◆ DIRECTIVE:
Pick out and copy every line below that has the word "maio".

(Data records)

· · ·

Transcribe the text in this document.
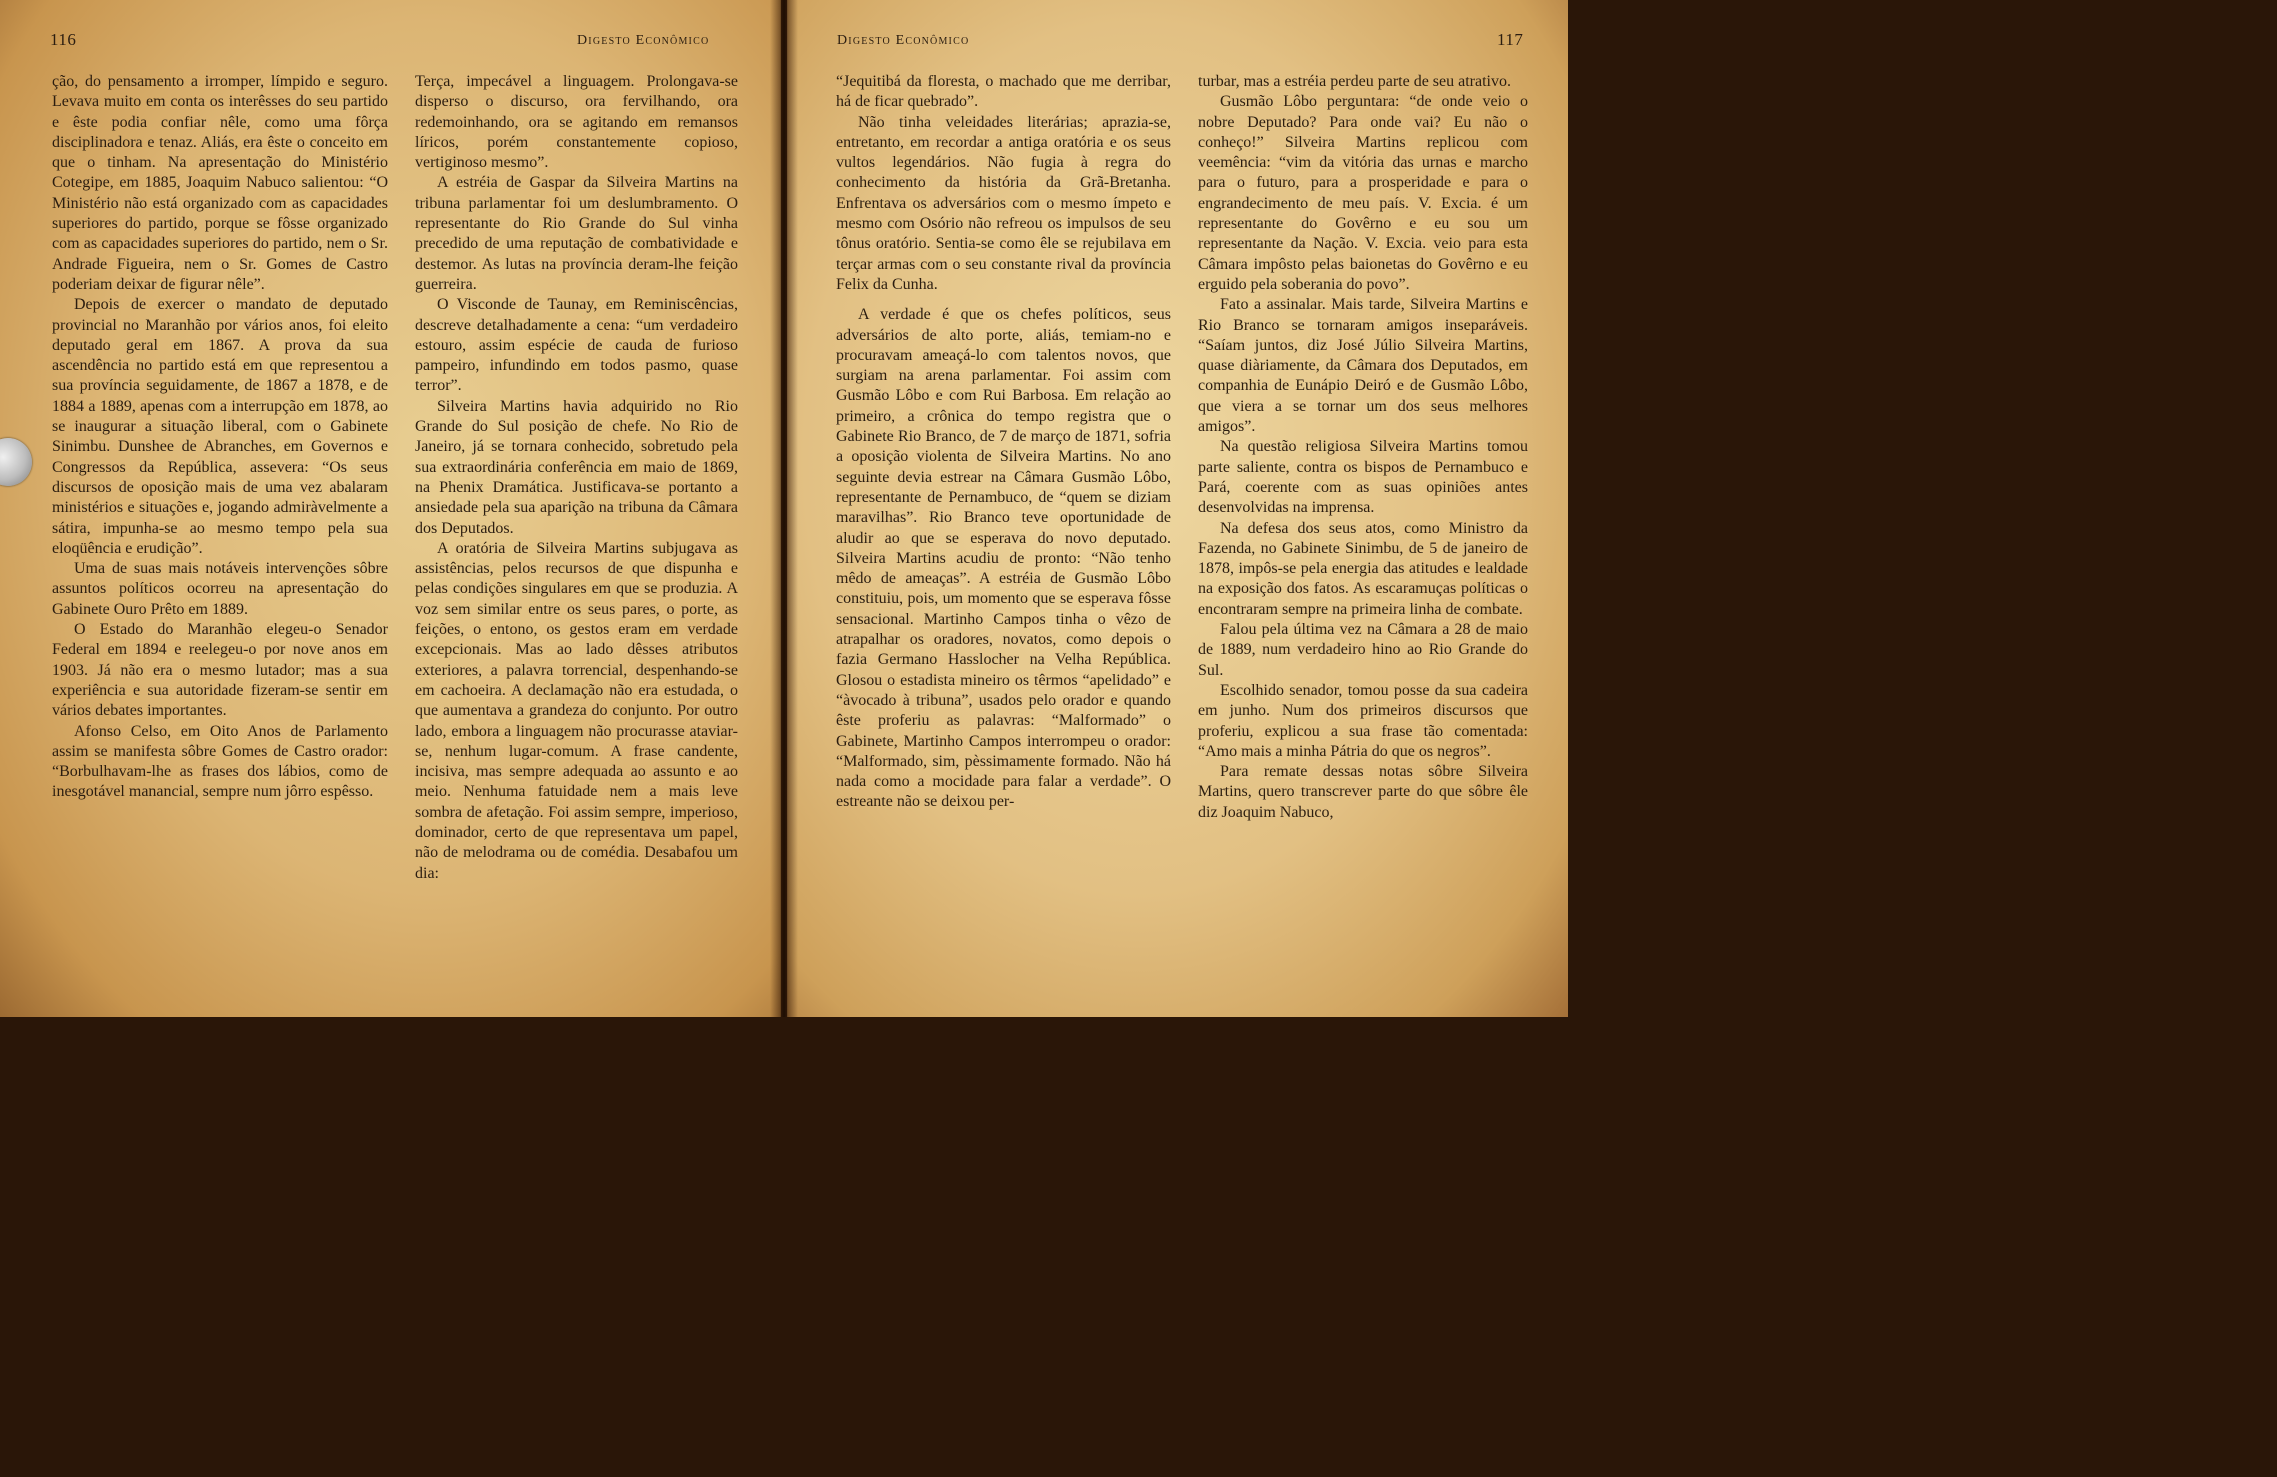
116	Digesto Econômico
ção, do pensamento a irromper, límpido e seguro. Levava muito em conta os interêsses do seu partido e êste podia confiar nêle, como uma fôrça disciplinadora e tenaz. Aliás, era êste o conceito em que o tinham. Na apresentação do Ministério Cotegipe, em 1885, Joaquim Nabuco salientou: “O Ministério não está organizado com as capacidades superiores do partido, porque se fôsse organizado com as capacidades superiores do partido, nem o Sr. Andrade Figueira, nem o Sr. Gomes de Castro poderiam deixar de figurar nêle”.
Depois de exercer o mandato de deputado provincial no Maranhão por vários anos, foi eleito deputado geral em 1867. A prova da sua ascendência no partido está em que representou a sua província seguidamente, de 1867 a 1878, e de 1884 a 1889, apenas com a interrupção em 1878, ao se inaugurar a situação liberal, com o Gabinete Sinimbu. Dunshee de Abranches, em Governos e Congressos da República, assevera: “Os seus discursos de oposição mais de uma vez abalaram ministérios e situações e, jogando admiràvelmente a sátira, impunha-se ao mesmo tempo pela sua eloqüência e erudição”.
Uma de suas mais notáveis intervenções sôbre assuntos políticos ocorreu na apresentação do Gabinete Ouro Prêto em 1889.
O Estado do Maranhão elegeu-o Senador Federal em 1894 e reelegeu-o por nove anos em 1903. Já não era o mesmo lutador; mas a sua experiência e sua autoridade fizeram-se sentir em vários debates importantes.
Afonso Celso, em Oito Anos de Parlamento assim se manifesta sôbre Gomes de Castro orador: “Borbulhavam-lhe as frases dos lábios, como de inesgotável manancial, sempre num jôrro espêsso.
Terça, impecável a linguagem. Prolongava-se disperso o discurso, ora fervilhando, ora redemoinhando, ora se agitando em remansos líricos, porém constantemente copioso, vertiginoso mesmo”.
A estréia de Gaspar da Silveira Martins na tribuna parlamentar foi um deslumbramento. O representante do Rio Grande do Sul vinha precedido de uma reputação de combatividade e destemor. As lutas na província deram-lhe feição guerreira.
O Visconde de Taunay, em Reminiscências, descreve detalhadamente a cena: “um verdadeiro estouro, assim espécie de cauda de furioso pampeiro, infundindo em todos pasmo, quase terror”.
Silveira Martins havia adquirido no Rio Grande do Sul posição de chefe. No Rio de Janeiro, já se tornara conhecido, sobretudo pela sua extraordinária conferência em maio de 1869, na Phenix Dramática. Justificava-se portanto a ansiedade pela sua aparição na tribuna da Câmara dos Deputados.
A oratória de Silveira Martins subjugava as assistências, pelos recursos de que dispunha e pelas condições singulares em que se produzia. A voz sem similar entre os seus pares, o porte, as feições, o entono, os gestos eram em verdade excepcionais. Mas ao lado dêsses atributos exteriores, a palavra torrencial, despenhando-se em cachoeira. A declamação não era estudada, o que aumentava a grandeza do conjunto. Por outro lado, embora a linguagem não procurasse ataviar-se, nenhum lugar-comum. A frase candente, incisiva, mas sempre adequada ao assunto e ao meio. Nenhuma fatuidade nem a mais leve sombra de afetação. Foi assim sempre, imperioso, dominador, certo de que representava um papel, não de melodrama ou de comédia. Desabafou um dia:
Digesto Econômico	117
“Jequitibá da floresta, o machado que me derribar, há de ficar quebrado”.
Não tinha veleidades literárias; aprazia-se, entretanto, em recordar a antiga oratória e os seus vultos legendários. Não fugia à regra do conhecimento da história da Grã-Bretanha. Enfrentava os adversários com o mesmo ímpeto e mesmo com Osório não refreou os impulsos de seu tônus oratório. Sentia-se como êle se rejubilava em terçar armas com o seu constante rival da província Felix da Cunha.
A verdade é que os chefes políticos, seus adversários de alto porte, aliás, temiam-no e procuravam ameaçá-lo com talentos novos, que surgiam na arena parlamentar. Foi assim com Gusmão Lôbo e com Rui Barbosa. Em relação ao primeiro, a crônica do tempo registra que o Gabinete Rio Branco, de 7 de março de 1871, sofria a oposição violenta de Silveira Martins. No ano seguinte devia estrear na Câmara Gusmão Lôbo, representante de Pernambuco, de “quem se diziam maravilhas”. Rio Branco teve oportunidade de aludir ao que se esperava do novo deputado. Silveira Martins acudiu de pronto: “Não tenho mêdo de ameaças”. A estréia de Gusmão Lôbo constituiu, pois, um momento que se esperava fôsse sensacional. Martinho Campos tinha o vêzo de atrapalhar os oradores, novatos, como depois o fazia Germano Hasslocher na Velha República. Glosou o estadista mineiro os têrmos “apelidado” e “àvocado à tribuna”, usados pelo orador e quando êste proferiu as palavras: “Malformado” o Gabinete, Martinho Campos interrompeu o orador: “Malformado, sim, pèssimamente formado. Não há nada como a mocidade para falar a verdade”. O estreante não se deixou per-
turbar, mas a estréia perdeu parte de seu atrativo.
Gusmão Lôbo perguntara: “de onde veio o nobre Deputado? Para onde vai? Eu não o conheço!” Silveira Martins replicou com veemência: “vim da vitória das urnas e marcho para o futuro, para a prosperidade e para o engrandecimento de meu país. V. Excia. é um representante do Govêrno e eu sou um representante da Nação. V. Excia. veio para esta Câmara impôsto pelas baionetas do Govêrno e eu erguido pela soberania do povo”.
Fato a assinalar. Mais tarde, Silveira Martins e Rio Branco se tornaram amigos inseparáveis. “Saíam juntos, diz José Júlio Silveira Martins, quase diàriamente, da Câmara dos Deputados, em companhia de Eunápio Deiró e de Gusmão Lôbo, que viera a se tornar um dos seus melhores amigos”.
Na questão religiosa Silveira Martins tomou parte saliente, contra os bispos de Pernambuco e Pará, coerente com as suas opiniões antes desenvolvidas na imprensa.
Na defesa dos seus atos, como Ministro da Fazenda, no Gabinete Sinimbu, de 5 de janeiro de 1878, impôs-se pela energia das atitudes e lealdade na exposição dos fatos. As escaramuças políticas o encontraram sempre na primeira linha de combate.
Falou pela última vez na Câmara a 28 de maio de 1889, num verdadeiro hino ao Rio Grande do Sul.
Escolhido senador, tomou posse da sua cadeira em junho. Num dos primeiros discursos que proferiu, explicou a sua frase tão comentada: “Amo mais a minha Pátria do que os negros”.
Para remate dessas notas sôbre Silveira Martins, quero transcrever parte do que sôbre êle diz Joaquim Nabuco,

· · ·

◆ FINISHED EXERCISE:
Silveira Martins havia adquirido no Rio Grande do Sul posição de chefe. No Rio de Janeiro, já se tornara conhecido, sobretudo pela sua extraordinária conferência em maio de 1869, na Phenix Dramática. Justificava-se portanto a ansiedade pela sua aparição na tribuna da Câmara dos Deputados.
Falou pela última vez na Câmara a 28 de maio de 1889, num verdadeiro hino ao Rio Grande do Sul.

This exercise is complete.